## Instructions for the task:
Output each line exactly as it appears, skipping any embedded picture.

═════ Dataset

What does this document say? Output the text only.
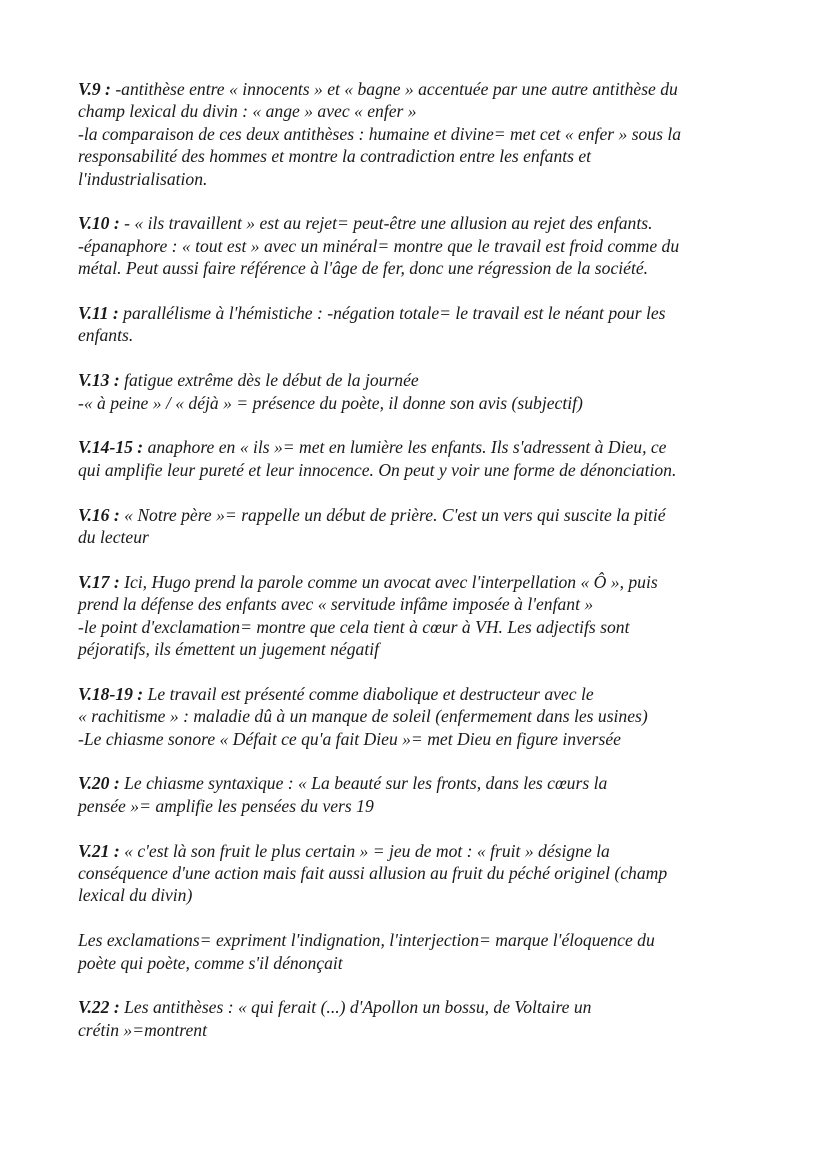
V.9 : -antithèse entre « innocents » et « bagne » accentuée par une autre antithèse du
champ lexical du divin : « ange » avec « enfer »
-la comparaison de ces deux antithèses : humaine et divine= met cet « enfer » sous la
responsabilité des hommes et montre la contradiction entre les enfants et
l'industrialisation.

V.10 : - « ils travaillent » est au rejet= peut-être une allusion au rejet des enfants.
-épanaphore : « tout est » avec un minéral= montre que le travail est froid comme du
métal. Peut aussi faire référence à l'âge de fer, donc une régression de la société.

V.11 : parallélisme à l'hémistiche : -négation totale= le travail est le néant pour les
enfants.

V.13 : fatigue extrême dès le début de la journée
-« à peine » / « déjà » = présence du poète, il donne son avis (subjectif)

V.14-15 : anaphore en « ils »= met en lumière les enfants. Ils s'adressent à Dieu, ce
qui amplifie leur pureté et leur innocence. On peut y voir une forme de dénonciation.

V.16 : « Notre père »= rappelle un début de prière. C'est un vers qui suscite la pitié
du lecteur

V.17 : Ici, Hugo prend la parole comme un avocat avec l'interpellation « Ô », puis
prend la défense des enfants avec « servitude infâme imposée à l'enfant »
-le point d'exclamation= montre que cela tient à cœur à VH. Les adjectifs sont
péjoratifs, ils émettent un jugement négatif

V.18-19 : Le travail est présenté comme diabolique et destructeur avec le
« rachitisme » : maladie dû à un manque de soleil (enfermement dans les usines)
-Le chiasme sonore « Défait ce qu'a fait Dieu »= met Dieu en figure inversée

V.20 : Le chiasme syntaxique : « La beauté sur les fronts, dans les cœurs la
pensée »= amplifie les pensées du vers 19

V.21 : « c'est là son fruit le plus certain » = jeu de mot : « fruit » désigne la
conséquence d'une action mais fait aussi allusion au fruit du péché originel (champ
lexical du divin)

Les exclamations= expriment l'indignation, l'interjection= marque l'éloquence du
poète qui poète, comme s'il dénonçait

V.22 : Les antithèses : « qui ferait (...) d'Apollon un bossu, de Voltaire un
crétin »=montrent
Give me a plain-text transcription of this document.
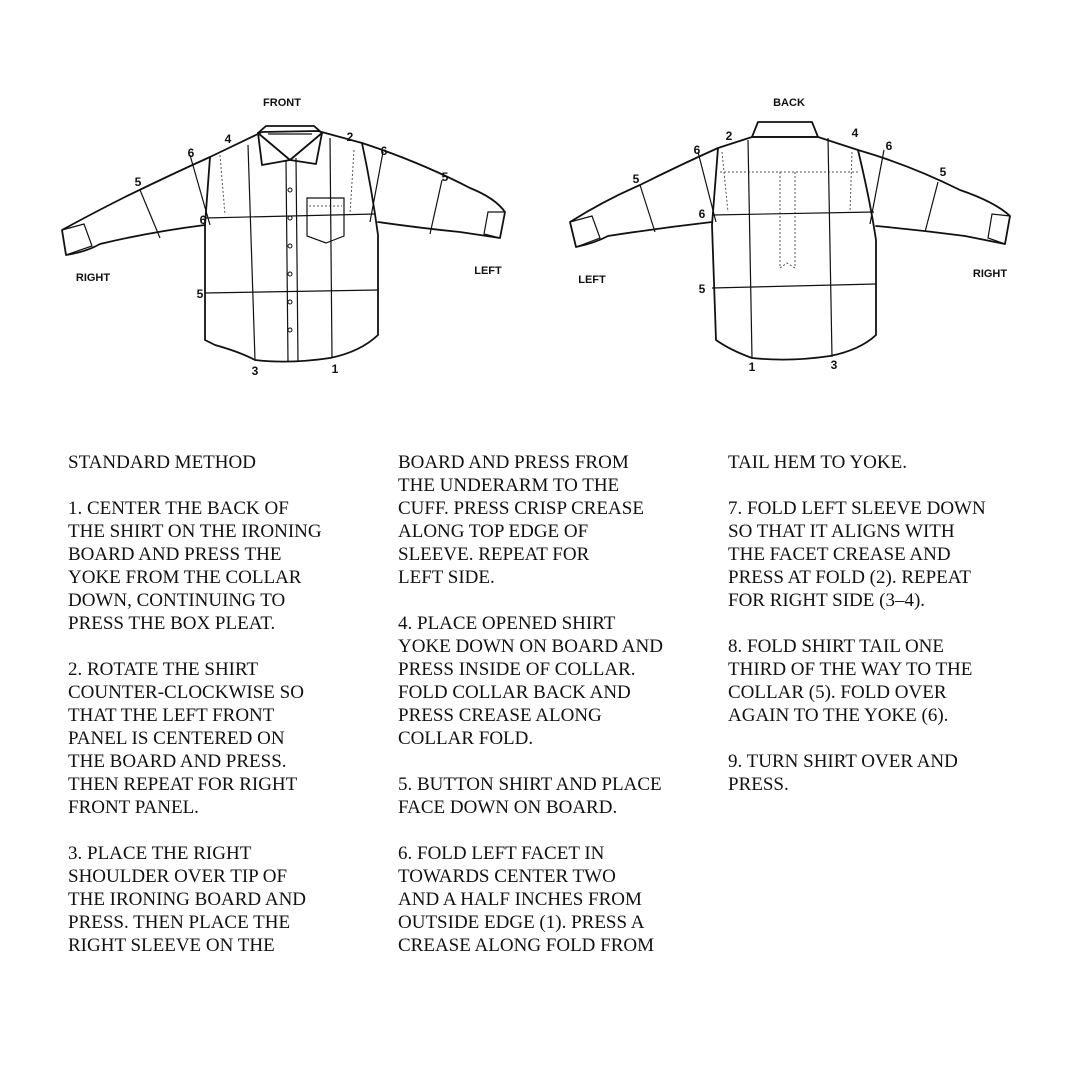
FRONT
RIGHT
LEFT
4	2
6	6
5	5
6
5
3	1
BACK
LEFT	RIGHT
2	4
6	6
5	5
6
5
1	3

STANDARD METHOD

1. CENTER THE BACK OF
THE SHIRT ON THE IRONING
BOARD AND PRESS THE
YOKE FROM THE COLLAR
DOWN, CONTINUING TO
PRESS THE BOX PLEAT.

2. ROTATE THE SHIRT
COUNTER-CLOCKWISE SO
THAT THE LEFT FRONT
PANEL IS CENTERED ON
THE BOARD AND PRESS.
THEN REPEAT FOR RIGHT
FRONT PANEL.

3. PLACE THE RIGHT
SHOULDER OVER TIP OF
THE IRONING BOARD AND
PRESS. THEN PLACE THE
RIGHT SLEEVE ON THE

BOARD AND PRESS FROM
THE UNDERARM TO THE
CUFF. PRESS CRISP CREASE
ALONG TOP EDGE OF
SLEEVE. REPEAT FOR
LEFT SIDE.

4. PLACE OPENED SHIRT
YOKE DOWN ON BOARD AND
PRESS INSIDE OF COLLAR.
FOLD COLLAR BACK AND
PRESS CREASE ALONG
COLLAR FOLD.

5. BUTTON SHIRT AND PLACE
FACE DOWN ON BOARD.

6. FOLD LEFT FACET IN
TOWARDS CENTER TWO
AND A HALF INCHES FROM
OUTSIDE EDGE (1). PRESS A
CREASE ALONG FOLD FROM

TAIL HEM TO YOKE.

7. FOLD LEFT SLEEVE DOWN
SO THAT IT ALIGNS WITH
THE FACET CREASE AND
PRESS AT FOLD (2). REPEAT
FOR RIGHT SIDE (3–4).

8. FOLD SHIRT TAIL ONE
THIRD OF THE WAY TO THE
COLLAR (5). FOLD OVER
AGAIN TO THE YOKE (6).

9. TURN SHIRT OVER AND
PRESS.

══════════

## Answer to the exercise:
What does this document say? Output the text only.
V.9 : -antithèse entre « innocents » et « bagne » accentuée par une autre antithèse du
champ lexical du divin : « ange » avec « enfer »
-la comparaison de ces deux antithèses : humaine et divine= met cet « enfer » sous la
responsabilité des hommes et montre la contradiction entre les enfants et
l'industrialisation.

V.10 : - « ils travaillent » est au rejet= peut-être une allusion au rejet des enfants.
-épanaphore : « tout est » avec un minéral= montre que le travail est froid comme du
métal. Peut aussi faire référence à l'âge de fer, donc une régression de la société.

V.11 : parallélisme à l'hémistiche : -négation totale= le travail est le néant pour les
enfants.

V.13 : fatigue extrême dès le début de la journée
-« à peine » / « déjà » = présence du poète, il donne son avis (subjectif)

V.14-15 : anaphore en « ils »= met en lumière les enfants. Ils s'adressent à Dieu, ce
qui amplifie leur pureté et leur innocence. On peut y voir une forme de dénonciation.

V.16 : « Notre père »= rappelle un début de prière. C'est un vers qui suscite la pitié
du lecteur

V.17 : Ici, Hugo prend la parole comme un avocat avec l'interpellation « Ô », puis
prend la défense des enfants avec « servitude infâme imposée à l'enfant »
-le point d'exclamation= montre que cela tient à cœur à VH. Les adjectifs sont
péjoratifs, ils émettent un jugement négatif

V.18-19 : Le travail est présenté comme diabolique et destructeur avec le
« rachitisme » : maladie dû à un manque de soleil (enfermement dans les usines)
-Le chiasme sonore « Défait ce qu'a fait Dieu »= met Dieu en figure inversée

V.20 : Le chiasme syntaxique : « La beauté sur les fronts, dans les cœurs la
pensée »= amplifie les pensées du vers 19

V.21 : « c'est là son fruit le plus certain » = jeu de mot : « fruit » désigne la
conséquence d'une action mais fait aussi allusion au fruit du péché originel (champ
lexical du divin)

Les exclamations= expriment l'indignation, l'interjection= marque l'éloquence du
poète qui poète, comme s'il dénonçait

V.22 : Les antithèses : « qui ferait (...) d'Apollon un bossu, de Voltaire un
crétin »=montrent
Give me a plain-text transcription of this document.
FRONT
RIGHT
LEFT
4	2
6	6
5	5
6
5
3	1
BACK
LEFT	RIGHT
2	4
6	6
5	5
6
5
1	3

STANDARD METHOD

1. CENTER THE BACK OF
THE SHIRT ON THE IRONING
BOARD AND PRESS THE
YOKE FROM THE COLLAR
DOWN, CONTINUING TO
PRESS THE BOX PLEAT.

2. ROTATE THE SHIRT
COUNTER-CLOCKWISE SO
THAT THE LEFT FRONT
PANEL IS CENTERED ON
THE BOARD AND PRESS.
THEN REPEAT FOR RIGHT
FRONT PANEL.

3. PLACE THE RIGHT
SHOULDER OVER TIP OF
THE IRONING BOARD AND
PRESS. THEN PLACE THE
RIGHT SLEEVE ON THE

BOARD AND PRESS FROM
THE UNDERARM TO THE
CUFF. PRESS CRISP CREASE
ALONG TOP EDGE OF
SLEEVE. REPEAT FOR
LEFT SIDE.

4. PLACE OPENED SHIRT
YOKE DOWN ON BOARD AND
PRESS INSIDE OF COLLAR.
FOLD COLLAR BACK AND
PRESS CREASE ALONG
COLLAR FOLD.

5. BUTTON SHIRT AND PLACE
FACE DOWN ON BOARD.

6. FOLD LEFT FACET IN
TOWARDS CENTER TWO
AND A HALF INCHES FROM
OUTSIDE EDGE (1). PRESS A
CREASE ALONG FOLD FROM

TAIL HEM TO YOKE.

7. FOLD LEFT SLEEVE DOWN
SO THAT IT ALIGNS WITH
THE FACET CREASE AND
PRESS AT FOLD (2). REPEAT
FOR RIGHT SIDE (3–4).

8. FOLD SHIRT TAIL ONE
THIRD OF THE WAY TO THE
COLLAR (5). FOLD OVER
AGAIN TO THE YOKE (6).

9. TURN SHIRT OVER AND
PRESS.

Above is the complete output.